Dataset records:
____________

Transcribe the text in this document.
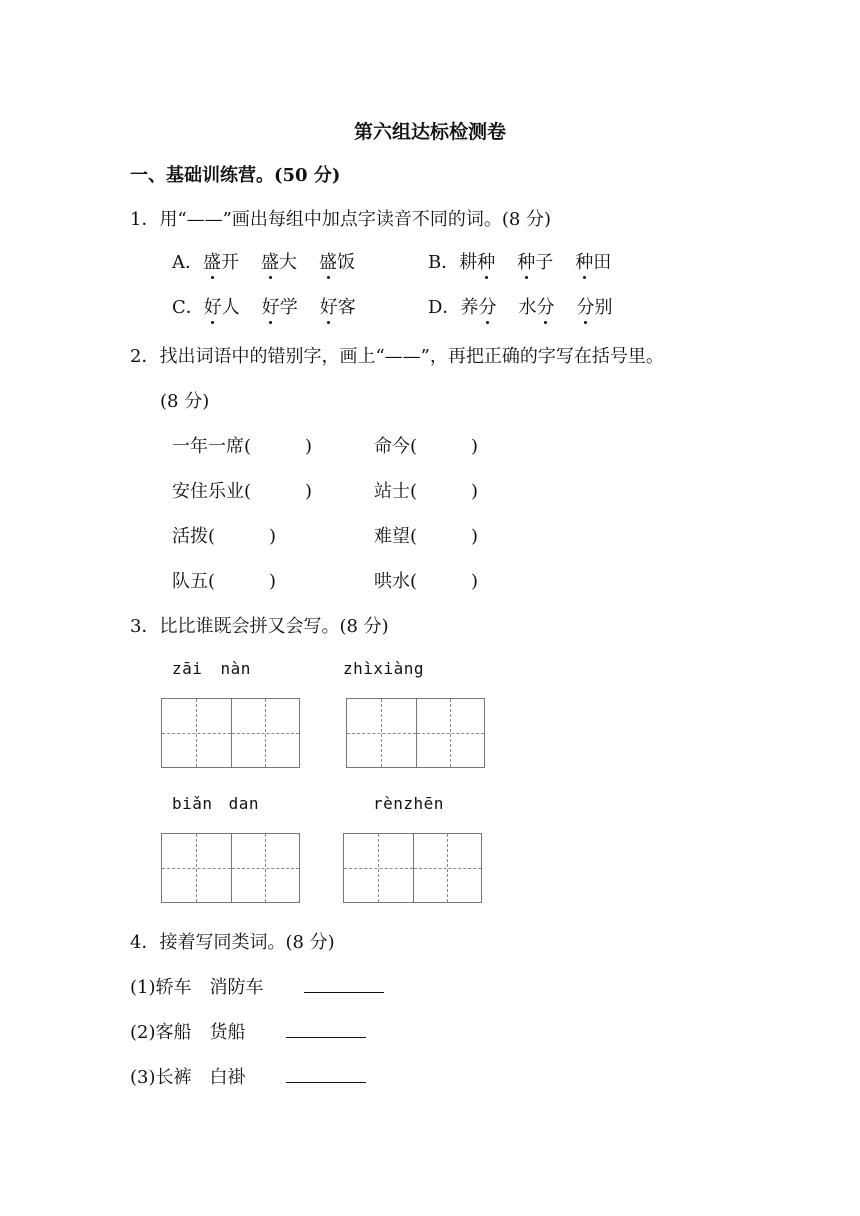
第六组达标检测卷
一、基础训练营。(50 分)
1．用“——”画出每组中加点字读音不同的词。(8 分)
A．盛开 盛大 盛饭	B．耕种 种子 种田
C．好人 好学 好客	D．养分 水分 分别
2．找出词语中的错别字，画上“——”，再把正确的字写在括号里。
(8 分)
一年一席(　　　)	命今(　　　)
安住乐业(　　　)	站士(　　　)
活拨(　　　)	难望(　　　)
队五(　　　)	哄水(　　　)
3．比比谁既会拼又会写。(8 分)
zāi nàn	zhìxiàng
biǎn dan	rènzhēn
4．接着写同类词。(8 分)
(1)轿车　消防车
(2)客船　货船
(3)长裤　白褂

____________

Set problem:
Write out all the entries exactly, except for the pictures.

Exercise solution:
Transcribe the text in this document.
第六组达标检测卷
一、基础训练营。(50 分)
1．用“——”画出每组中加点字读音不同的词。(8 分)
A．盛开 盛大 盛饭	B．耕种 种子 种田
C．好人 好学 好客	D．养分 水分 分别
2．找出词语中的错别字，画上“——”，再把正确的字写在括号里。
(8 分)
一年一席(　　　)	命今(　　　)
安住乐业(　　　)	站士(　　　)
活拨(　　　)	难望(　　　)
队五(　　　)	哄水(　　　)
3．比比谁既会拼又会写。(8 分)
zāi nàn	zhìxiàng
biǎn dan	rènzhēn
4．接着写同类词。(8 分)
(1)轿车　消防车
(2)客船　货船
(3)长裤　白褂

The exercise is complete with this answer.